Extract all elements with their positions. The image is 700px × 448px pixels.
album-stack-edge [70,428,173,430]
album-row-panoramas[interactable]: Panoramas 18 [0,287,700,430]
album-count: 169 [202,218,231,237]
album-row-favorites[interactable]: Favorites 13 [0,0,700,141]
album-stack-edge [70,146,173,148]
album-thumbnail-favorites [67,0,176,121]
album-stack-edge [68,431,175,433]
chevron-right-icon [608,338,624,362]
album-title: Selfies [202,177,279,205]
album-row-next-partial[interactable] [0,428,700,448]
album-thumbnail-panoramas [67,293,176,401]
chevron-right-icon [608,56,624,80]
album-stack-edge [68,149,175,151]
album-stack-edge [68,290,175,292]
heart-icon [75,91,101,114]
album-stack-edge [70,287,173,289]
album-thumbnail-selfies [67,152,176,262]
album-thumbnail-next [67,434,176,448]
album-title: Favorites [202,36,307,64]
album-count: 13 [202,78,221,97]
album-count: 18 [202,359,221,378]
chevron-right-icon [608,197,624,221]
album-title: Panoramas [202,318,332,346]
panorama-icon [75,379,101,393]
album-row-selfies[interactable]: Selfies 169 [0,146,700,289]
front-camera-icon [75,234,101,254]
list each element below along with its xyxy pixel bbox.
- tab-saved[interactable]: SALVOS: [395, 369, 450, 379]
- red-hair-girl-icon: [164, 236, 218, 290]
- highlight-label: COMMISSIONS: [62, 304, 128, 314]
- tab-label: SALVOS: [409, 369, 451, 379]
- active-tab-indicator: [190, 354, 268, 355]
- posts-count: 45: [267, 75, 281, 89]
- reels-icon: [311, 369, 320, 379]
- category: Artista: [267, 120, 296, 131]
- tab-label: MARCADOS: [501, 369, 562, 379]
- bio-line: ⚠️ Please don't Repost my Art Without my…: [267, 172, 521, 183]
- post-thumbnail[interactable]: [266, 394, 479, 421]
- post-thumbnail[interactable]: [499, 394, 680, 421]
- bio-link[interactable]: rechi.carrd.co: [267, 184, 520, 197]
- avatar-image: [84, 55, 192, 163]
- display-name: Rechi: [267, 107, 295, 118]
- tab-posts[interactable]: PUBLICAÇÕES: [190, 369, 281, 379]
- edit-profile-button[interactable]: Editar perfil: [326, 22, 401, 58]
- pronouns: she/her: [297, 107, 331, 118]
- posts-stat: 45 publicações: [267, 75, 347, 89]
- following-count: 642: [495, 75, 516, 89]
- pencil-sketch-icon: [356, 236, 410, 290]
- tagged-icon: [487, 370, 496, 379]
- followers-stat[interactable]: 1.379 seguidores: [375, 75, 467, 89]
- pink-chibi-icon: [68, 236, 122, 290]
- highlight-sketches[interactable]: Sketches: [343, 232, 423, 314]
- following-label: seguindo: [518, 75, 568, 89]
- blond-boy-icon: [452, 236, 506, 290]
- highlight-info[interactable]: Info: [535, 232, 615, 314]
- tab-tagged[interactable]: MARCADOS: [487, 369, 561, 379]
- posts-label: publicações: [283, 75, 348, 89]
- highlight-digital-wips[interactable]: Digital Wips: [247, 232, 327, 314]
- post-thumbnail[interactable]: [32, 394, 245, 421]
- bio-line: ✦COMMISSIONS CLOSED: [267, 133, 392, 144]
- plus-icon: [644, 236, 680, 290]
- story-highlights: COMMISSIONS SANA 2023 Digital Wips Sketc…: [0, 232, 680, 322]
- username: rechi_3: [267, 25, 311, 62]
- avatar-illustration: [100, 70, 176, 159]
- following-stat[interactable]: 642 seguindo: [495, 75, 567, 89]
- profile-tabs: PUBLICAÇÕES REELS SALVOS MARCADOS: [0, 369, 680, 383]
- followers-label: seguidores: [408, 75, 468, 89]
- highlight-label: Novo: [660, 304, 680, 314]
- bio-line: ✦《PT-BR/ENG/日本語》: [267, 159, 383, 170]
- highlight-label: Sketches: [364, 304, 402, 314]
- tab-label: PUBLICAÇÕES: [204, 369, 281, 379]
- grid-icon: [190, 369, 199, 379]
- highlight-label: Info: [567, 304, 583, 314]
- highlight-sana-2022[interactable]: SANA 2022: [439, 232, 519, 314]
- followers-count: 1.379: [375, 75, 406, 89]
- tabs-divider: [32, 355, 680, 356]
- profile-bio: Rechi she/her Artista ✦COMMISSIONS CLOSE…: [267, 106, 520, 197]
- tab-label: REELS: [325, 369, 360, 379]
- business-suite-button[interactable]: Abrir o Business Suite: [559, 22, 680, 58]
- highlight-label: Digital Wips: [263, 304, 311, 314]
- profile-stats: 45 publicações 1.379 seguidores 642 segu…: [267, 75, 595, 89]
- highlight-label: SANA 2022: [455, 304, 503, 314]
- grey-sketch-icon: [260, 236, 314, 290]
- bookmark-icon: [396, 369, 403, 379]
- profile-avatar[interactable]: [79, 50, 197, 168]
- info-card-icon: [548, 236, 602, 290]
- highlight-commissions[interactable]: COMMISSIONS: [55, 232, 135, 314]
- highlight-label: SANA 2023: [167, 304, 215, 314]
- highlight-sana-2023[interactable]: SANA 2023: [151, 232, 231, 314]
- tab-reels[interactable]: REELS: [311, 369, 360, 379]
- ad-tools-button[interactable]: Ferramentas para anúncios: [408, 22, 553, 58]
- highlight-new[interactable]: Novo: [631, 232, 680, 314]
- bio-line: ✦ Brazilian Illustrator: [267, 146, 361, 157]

########

**Prompt**
Copy the entire listing above word for word, keeping every line in its original order.

**Task answer**
Extract all elements with their positions. The image is 700px × 448px pixels.
album-stack-edge [70,428,173,430]
album-row-panoramas[interactable]: Panoramas 18 [0,287,700,430]
album-count: 169 [202,218,231,237]
album-row-favorites[interactable]: Favorites 13 [0,0,700,141]
album-stack-edge [70,146,173,148]
album-thumbnail-favorites [67,0,176,121]
album-stack-edge [68,431,175,433]
chevron-right-icon [608,338,624,362]
album-title: Selfies [202,177,279,205]
album-row-next-partial[interactable] [0,428,700,448]
album-thumbnail-panoramas [67,293,176,401]
chevron-right-icon [608,56,624,80]
album-stack-edge [68,149,175,151]
album-stack-edge [68,290,175,292]
heart-icon [75,91,101,114]
album-stack-edge [70,287,173,289]
album-thumbnail-selfies [67,152,176,262]
album-thumbnail-next [67,434,176,448]
album-title: Favorites [202,36,307,64]
album-count: 13 [202,78,221,97]
album-count: 18 [202,359,221,378]
chevron-right-icon [608,197,624,221]
album-title: Panoramas [202,318,332,346]
panorama-icon [75,379,101,393]
album-row-selfies[interactable]: Selfies 169 [0,146,700,289]
front-camera-icon [75,234,101,254]
list each element below along with its xyxy pixel bbox.
- tab-saved[interactable]: SALVOS: [395, 369, 450, 379]
- red-hair-girl-icon: [164, 236, 218, 290]
- highlight-label: COMMISSIONS: [62, 304, 128, 314]
- tab-label: SALVOS: [409, 369, 451, 379]
- active-tab-indicator: [190, 354, 268, 355]
- posts-count: 45: [267, 75, 281, 89]
- reels-icon: [311, 369, 320, 379]
- category: Artista: [267, 120, 296, 131]
- tab-label: MARCADOS: [501, 369, 562, 379]
- bio-line: ⚠️ Please don't Repost my Art Without my…: [267, 172, 521, 183]
- post-thumbnail[interactable]: [266, 394, 479, 421]
- post-thumbnail[interactable]: [499, 394, 680, 421]
- bio-link[interactable]: rechi.carrd.co: [267, 184, 520, 197]
- avatar-image: [84, 55, 192, 163]
- display-name: Rechi: [267, 107, 295, 118]
- tab-posts[interactable]: PUBLICAÇÕES: [190, 369, 281, 379]
- edit-profile-button[interactable]: Editar perfil: [326, 22, 401, 58]
- pronouns: she/her: [297, 107, 331, 118]
- posts-stat: 45 publicações: [267, 75, 347, 89]
- following-count: 642: [495, 75, 516, 89]
- pencil-sketch-icon: [356, 236, 410, 290]
- tagged-icon: [487, 370, 496, 379]
- followers-stat[interactable]: 1.379 seguidores: [375, 75, 467, 89]
- pink-chibi-icon: [68, 236, 122, 290]
- highlight-sketches[interactable]: Sketches: [343, 232, 423, 314]
- following-label: seguindo: [518, 75, 568, 89]
- blond-boy-icon: [452, 236, 506, 290]
- highlight-info[interactable]: Info: [535, 232, 615, 314]
- tab-tagged[interactable]: MARCADOS: [487, 369, 561, 379]
- posts-label: publicações: [283, 75, 348, 89]
- highlight-digital-wips[interactable]: Digital Wips: [247, 232, 327, 314]
- post-thumbnail[interactable]: [32, 394, 245, 421]
- bio-line: ✦COMMISSIONS CLOSED: [267, 133, 392, 144]
- plus-icon: [644, 236, 680, 290]
- story-highlights: COMMISSIONS SANA 2023 Digital Wips Sketc…: [0, 232, 680, 322]
- username: rechi_3: [267, 25, 311, 62]
- avatar-illustration: [100, 70, 176, 159]
- following-stat[interactable]: 642 seguindo: [495, 75, 567, 89]
- profile-tabs: PUBLICAÇÕES REELS SALVOS MARCADOS: [0, 369, 680, 383]
- followers-label: seguidores: [408, 75, 468, 89]
- highlight-label: Novo: [660, 304, 680, 314]
- bio-line: ✦《PT-BR/ENG/日本語》: [267, 159, 383, 170]
- highlight-label: Sketches: [364, 304, 402, 314]
- tab-label: PUBLICAÇÕES: [204, 369, 281, 379]
- grid-icon: [190, 369, 199, 379]
- highlight-label: Info: [567, 304, 583, 314]
- highlight-sana-2022[interactable]: SANA 2022: [439, 232, 519, 314]
- followers-count: 1.379: [375, 75, 406, 89]
- tabs-divider: [32, 355, 680, 356]
- profile-bio: Rechi she/her Artista ✦COMMISSIONS CLOSE…: [267, 106, 520, 197]
- tab-label: REELS: [325, 369, 360, 379]
- business-suite-button[interactable]: Abrir o Business Suite: [559, 22, 680, 58]
- highlight-label: Digital Wips: [263, 304, 311, 314]
- profile-stats: 45 publicações 1.379 seguidores 642 segu…: [267, 75, 595, 89]
- highlight-label: SANA 2022: [455, 304, 503, 314]
- grey-sketch-icon: [260, 236, 314, 290]
- bookmark-icon: [396, 369, 403, 379]
- profile-avatar[interactable]: [79, 50, 197, 168]
- info-card-icon: [548, 236, 602, 290]
- highlight-commissions[interactable]: COMMISSIONS: [55, 232, 135, 314]
- highlight-label: SANA 2023: [167, 304, 215, 314]
- highlight-sana-2023[interactable]: SANA 2023: [151, 232, 231, 314]
- tab-reels[interactable]: REELS: [311, 369, 360, 379]
- ad-tools-button[interactable]: Ferramentas para anúncios: [408, 22, 553, 58]
- highlight-new[interactable]: Novo: [631, 232, 680, 314]
- bio-line: ✦ Brazilian Illustrator: [267, 146, 361, 157]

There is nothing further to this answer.